**Apply what you read**
a – Answer these questions about the neonatal HSV passage, one answer per line:
(i) What did the study set out to evaluate?
(ii) At which hospital, and between which years, were the cases treated?
(iii) How many infants had disseminated disease?
b – Carry on the neonatal HSV passage, picking up right after its final sentence.

**Selected text**

○ ○ ○ ○ ○ ○ ○

To evaluate the utility of quantitative herpes simplex virus (HSV) polymerase chain reaction (PCR) levels for prognosis and management of neonatal HSV disease.

Clinical and virologic data were abstracted by medical record review from neonatal HSV cases treated at Seattle Children's Hospital between 1993 and 2012. HSV PCR results from plasma (n = 47), cerebrospinal fluid (n = 56), or both (n = 40) at the time of diagnosis were available from 63 infants; 26 with skin-eye-mouth (SEM), 18 with central nervous system (CNS), and 19 with disseminated (DIS) disease.

○ ○ ○ ○ ○ ○ ○

**Information supplied**
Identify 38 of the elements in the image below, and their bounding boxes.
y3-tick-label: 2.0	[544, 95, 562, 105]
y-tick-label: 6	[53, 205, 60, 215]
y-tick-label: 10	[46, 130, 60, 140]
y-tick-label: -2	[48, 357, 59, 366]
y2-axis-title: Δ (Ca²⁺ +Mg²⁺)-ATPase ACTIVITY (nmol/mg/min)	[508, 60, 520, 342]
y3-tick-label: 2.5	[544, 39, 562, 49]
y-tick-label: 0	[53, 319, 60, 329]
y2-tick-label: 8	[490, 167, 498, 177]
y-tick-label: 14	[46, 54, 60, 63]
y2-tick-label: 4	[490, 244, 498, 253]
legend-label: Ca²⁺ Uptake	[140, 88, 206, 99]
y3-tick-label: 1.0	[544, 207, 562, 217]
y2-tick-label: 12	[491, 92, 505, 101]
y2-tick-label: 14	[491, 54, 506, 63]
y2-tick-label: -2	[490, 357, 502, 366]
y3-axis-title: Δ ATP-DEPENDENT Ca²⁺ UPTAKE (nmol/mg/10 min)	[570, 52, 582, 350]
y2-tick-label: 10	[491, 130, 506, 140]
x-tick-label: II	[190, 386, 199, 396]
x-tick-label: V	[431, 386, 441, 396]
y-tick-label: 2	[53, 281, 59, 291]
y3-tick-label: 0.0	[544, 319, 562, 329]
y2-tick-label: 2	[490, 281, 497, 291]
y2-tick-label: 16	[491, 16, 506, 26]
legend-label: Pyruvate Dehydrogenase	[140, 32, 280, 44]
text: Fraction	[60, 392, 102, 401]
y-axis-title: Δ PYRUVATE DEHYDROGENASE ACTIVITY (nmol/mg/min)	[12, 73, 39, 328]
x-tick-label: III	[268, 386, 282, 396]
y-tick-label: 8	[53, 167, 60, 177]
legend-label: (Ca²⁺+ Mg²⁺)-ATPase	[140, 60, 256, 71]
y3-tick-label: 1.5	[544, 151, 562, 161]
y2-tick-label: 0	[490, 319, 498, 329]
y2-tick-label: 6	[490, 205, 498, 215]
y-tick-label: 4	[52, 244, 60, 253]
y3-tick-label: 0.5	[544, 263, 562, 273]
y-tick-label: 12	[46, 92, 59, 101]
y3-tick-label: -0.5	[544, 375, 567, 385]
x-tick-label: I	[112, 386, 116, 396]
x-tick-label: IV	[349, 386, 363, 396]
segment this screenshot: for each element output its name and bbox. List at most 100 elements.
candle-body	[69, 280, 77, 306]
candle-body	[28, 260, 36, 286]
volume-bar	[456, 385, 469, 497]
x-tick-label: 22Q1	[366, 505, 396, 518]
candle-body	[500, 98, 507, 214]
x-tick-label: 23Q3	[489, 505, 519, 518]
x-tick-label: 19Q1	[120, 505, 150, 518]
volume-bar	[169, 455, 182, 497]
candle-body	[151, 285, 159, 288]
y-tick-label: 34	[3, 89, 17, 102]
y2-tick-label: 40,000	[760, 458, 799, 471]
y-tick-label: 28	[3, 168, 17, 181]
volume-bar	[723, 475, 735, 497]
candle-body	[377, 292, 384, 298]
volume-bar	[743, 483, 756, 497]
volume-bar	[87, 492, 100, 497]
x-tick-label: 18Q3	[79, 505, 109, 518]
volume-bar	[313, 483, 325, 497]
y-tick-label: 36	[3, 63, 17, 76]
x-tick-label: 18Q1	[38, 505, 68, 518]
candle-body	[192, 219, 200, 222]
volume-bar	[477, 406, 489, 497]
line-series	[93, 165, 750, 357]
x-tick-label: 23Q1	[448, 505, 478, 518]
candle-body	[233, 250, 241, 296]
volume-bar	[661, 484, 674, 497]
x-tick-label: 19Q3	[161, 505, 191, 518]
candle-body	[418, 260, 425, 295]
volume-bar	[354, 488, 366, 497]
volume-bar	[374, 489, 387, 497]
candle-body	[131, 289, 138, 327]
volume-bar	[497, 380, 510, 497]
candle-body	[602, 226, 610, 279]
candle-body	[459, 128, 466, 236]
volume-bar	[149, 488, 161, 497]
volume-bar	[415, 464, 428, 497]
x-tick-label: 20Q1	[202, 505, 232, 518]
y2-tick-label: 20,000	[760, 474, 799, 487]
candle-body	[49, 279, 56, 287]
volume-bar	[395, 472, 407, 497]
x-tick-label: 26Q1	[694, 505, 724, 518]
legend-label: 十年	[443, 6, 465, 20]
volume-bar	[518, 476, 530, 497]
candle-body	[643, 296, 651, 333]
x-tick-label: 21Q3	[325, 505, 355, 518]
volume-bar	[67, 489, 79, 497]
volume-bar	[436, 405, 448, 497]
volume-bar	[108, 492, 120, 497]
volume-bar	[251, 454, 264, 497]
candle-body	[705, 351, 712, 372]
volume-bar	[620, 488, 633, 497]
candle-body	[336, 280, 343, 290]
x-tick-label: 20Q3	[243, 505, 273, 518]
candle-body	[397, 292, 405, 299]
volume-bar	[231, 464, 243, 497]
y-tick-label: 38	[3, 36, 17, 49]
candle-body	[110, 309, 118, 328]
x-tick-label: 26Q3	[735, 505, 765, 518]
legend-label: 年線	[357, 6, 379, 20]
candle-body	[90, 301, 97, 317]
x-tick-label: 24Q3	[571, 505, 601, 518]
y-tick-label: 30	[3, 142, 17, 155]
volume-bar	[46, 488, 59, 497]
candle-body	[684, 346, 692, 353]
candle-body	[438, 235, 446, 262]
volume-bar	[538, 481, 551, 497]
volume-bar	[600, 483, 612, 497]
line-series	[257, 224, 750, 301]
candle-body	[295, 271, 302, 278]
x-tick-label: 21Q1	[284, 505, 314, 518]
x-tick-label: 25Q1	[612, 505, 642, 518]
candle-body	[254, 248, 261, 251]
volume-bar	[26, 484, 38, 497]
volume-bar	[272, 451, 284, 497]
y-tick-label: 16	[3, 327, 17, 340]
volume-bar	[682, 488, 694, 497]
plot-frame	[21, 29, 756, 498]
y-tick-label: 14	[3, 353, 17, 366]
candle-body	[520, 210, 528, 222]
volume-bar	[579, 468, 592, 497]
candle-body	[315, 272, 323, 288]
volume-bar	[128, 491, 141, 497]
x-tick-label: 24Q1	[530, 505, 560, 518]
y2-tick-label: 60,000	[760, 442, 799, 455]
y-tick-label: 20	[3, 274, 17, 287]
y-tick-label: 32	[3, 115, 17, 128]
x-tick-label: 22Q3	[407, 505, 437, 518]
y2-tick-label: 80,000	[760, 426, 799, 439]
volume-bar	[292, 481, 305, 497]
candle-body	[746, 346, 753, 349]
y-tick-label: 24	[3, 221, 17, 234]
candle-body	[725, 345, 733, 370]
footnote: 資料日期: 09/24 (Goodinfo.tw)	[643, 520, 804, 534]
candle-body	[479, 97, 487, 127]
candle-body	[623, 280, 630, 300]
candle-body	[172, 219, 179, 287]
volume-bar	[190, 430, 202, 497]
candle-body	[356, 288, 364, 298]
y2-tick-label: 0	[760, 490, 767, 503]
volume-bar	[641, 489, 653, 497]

○ ○ ○ ○ ○ ○ ○

**Results for the exercise**
a –
(i) The utility of quantitative herpes simplex virus (HSV) polymerase chain reaction (PCR) levels for prognosis and management of neonatal HSV disease.
(ii) Seattle Children's Hospital, between 1993 and 2012.
(iii) 19.

b –
Plasma HSV PCR was positive in 78% of the infants with SEM, 64% with CNS and 100% with DIS disease. Mean plasma viral level was 2.8 log₁₀ copies/mL in SEM, 2.2 log₁₀ copies/mL in CNS, and 7.2 log₁₀ copies/mL in DIS infants. The HSV levels were higher among infants who died compared with surviving infants, 8.1 log₁₀ copies/mL (range 7.7-8.6) vs 3.8 log10 copies/mL (range 0.0-8.6), P = .001, however, level of HSV DNA in the cerebrospinal fluid or in plasma did not correlate with neurologic outcome. Dynamics of HSV clearance from plasma during high-dose acyclovir treatment showed single-phase exponential decay with a median viral half-life of 1.26 days (range: 0.8-1.51).

Plasma HSV levels correlate with clinical presentation of neonatal HSV disease and mortality, but not neurologic outcome.